Written instruction ->
Filter the records below down to lines containing "screenshot".

Material for this task ->
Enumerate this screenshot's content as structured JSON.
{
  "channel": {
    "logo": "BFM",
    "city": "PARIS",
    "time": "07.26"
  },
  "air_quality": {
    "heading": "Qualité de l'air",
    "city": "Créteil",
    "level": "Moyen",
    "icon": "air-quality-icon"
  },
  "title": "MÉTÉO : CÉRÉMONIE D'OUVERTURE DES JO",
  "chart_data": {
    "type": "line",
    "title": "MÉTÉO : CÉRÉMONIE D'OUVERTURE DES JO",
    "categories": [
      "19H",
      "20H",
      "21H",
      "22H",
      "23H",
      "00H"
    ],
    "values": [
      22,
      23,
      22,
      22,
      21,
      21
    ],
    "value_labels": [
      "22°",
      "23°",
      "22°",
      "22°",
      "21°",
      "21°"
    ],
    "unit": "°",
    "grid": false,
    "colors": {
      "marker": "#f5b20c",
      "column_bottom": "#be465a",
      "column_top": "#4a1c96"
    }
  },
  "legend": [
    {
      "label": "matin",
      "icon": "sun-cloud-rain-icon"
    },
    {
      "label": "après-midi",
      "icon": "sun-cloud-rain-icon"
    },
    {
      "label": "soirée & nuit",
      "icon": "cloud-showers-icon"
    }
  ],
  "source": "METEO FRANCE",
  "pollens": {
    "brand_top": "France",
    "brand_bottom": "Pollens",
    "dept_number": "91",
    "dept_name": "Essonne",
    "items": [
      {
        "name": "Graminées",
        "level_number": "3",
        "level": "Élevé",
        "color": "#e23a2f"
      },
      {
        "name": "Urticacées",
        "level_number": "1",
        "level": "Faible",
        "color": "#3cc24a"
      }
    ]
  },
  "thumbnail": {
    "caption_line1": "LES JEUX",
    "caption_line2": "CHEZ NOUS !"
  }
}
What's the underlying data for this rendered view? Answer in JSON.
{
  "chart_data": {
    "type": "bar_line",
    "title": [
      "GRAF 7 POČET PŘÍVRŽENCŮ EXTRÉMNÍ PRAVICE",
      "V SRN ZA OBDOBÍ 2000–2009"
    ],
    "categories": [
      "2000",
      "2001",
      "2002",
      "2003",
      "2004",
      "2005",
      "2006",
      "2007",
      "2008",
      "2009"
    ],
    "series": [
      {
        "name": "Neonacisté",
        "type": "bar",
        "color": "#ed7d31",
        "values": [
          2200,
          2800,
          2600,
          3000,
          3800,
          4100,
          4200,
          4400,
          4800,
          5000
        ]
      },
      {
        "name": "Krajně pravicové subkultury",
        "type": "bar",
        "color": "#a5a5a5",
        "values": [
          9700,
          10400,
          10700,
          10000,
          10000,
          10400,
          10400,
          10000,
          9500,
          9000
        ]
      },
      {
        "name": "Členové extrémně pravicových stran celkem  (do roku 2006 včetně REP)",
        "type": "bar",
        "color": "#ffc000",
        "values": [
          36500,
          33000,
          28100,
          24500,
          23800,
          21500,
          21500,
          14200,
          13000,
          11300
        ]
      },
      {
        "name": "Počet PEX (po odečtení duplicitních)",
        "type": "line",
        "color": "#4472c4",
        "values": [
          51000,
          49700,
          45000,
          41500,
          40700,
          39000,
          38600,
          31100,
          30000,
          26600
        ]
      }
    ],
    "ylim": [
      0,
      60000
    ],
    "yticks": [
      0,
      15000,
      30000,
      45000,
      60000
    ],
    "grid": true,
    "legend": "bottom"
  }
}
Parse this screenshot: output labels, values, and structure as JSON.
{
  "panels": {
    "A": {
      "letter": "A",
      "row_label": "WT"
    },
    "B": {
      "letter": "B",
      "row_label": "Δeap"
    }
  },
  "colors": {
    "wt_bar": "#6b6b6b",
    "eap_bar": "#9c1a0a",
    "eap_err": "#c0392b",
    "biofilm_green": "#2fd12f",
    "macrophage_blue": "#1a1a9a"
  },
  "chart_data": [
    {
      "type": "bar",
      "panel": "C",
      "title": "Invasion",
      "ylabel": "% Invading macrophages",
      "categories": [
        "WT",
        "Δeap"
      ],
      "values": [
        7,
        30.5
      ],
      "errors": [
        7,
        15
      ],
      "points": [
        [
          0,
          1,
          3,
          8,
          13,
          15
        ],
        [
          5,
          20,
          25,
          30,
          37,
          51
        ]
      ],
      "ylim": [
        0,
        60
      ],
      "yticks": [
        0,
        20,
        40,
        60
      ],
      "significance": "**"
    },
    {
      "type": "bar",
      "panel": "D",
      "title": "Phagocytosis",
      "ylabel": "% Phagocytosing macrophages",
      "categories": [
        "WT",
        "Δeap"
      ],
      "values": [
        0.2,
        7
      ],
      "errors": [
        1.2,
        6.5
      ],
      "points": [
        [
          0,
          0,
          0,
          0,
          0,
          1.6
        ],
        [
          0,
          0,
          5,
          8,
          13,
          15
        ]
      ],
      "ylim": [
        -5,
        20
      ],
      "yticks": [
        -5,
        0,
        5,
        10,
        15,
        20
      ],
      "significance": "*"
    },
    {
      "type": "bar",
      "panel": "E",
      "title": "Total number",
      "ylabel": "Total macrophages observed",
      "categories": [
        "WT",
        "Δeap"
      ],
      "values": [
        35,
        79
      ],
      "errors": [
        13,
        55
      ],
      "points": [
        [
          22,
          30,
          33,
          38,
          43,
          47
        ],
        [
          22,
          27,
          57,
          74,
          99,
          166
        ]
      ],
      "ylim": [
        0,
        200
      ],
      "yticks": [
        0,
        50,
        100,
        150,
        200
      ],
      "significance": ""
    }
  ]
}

Solution to this problem ->
Enumerate this screenshot's content as structured JSON.
Parse this screenshot: output labels, values, and structure as JSON.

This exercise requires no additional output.